- WRITTEN EXERCISE:
From the listing below, extract every line in which the word "등록번호" appears.

[Entries from a dataset]
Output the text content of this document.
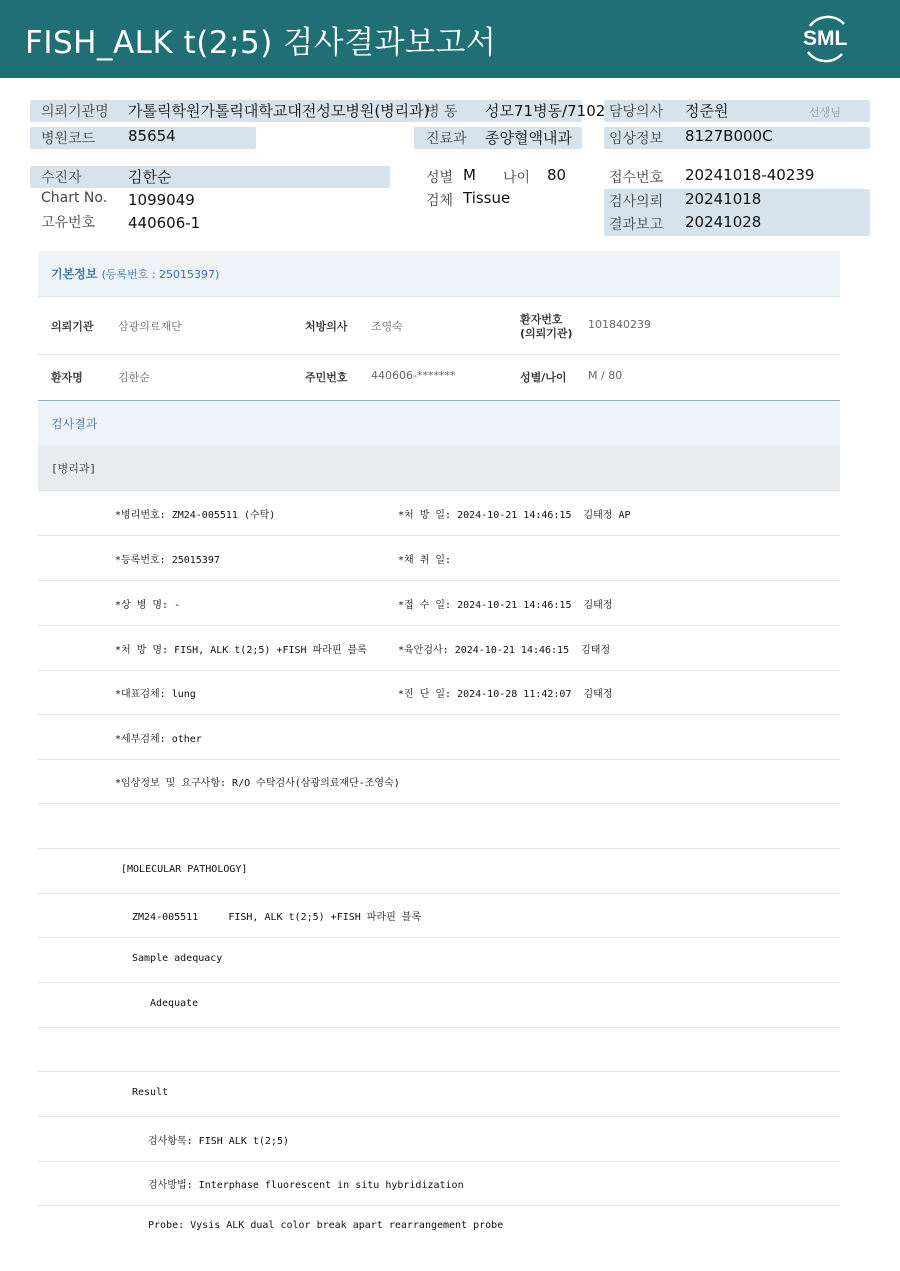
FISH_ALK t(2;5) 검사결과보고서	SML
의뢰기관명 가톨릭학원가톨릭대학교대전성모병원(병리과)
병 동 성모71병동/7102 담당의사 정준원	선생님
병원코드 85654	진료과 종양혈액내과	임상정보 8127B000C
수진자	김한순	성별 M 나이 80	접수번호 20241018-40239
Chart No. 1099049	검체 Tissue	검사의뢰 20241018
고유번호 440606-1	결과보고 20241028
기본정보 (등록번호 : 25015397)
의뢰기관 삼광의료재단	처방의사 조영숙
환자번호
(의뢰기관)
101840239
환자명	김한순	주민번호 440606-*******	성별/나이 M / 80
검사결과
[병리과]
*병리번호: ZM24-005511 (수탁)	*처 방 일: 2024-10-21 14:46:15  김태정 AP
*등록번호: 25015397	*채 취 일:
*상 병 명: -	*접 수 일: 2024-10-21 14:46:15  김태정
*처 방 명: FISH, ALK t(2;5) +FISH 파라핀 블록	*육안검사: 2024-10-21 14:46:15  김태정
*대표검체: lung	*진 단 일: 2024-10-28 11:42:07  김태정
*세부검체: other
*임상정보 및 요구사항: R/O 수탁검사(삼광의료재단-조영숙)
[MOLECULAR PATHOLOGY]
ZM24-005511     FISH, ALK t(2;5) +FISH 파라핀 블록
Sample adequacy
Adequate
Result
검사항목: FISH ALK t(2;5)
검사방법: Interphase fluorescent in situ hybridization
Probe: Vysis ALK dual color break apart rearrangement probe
* * *
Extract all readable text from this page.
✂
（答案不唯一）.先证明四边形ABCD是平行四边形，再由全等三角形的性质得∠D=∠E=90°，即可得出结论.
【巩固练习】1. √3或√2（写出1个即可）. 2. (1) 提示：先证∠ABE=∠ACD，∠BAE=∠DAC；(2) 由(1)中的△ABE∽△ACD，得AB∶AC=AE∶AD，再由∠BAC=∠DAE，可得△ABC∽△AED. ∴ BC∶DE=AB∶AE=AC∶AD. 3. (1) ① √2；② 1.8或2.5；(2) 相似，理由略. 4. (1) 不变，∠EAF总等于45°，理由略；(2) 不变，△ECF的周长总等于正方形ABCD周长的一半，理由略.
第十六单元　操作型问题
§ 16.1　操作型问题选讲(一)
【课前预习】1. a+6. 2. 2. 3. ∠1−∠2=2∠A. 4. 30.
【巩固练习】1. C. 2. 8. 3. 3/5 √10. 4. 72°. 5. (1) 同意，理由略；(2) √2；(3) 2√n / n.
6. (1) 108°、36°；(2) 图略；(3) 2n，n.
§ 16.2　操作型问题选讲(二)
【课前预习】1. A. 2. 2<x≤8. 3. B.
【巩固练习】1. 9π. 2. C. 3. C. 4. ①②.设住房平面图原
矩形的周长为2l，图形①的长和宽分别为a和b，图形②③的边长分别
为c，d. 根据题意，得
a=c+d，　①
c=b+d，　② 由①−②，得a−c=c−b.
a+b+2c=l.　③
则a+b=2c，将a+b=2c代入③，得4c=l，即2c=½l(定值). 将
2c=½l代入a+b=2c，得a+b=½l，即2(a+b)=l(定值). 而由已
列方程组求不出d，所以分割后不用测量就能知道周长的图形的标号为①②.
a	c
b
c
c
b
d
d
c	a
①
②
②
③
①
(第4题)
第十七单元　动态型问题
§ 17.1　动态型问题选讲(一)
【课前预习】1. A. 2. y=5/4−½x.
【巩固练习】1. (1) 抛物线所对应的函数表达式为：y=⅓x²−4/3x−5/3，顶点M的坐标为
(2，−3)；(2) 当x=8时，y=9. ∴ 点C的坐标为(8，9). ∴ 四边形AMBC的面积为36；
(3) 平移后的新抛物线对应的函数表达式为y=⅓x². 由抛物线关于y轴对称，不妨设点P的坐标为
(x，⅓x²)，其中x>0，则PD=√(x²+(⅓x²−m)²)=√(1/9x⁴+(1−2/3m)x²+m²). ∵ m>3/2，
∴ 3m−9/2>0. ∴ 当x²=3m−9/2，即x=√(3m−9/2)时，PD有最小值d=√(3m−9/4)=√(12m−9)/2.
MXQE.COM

- OUTPUT OF THE EXERCISE:
기본정보 (등록번호 : 25015397)
*등록번호: 25015397	*채 취 일:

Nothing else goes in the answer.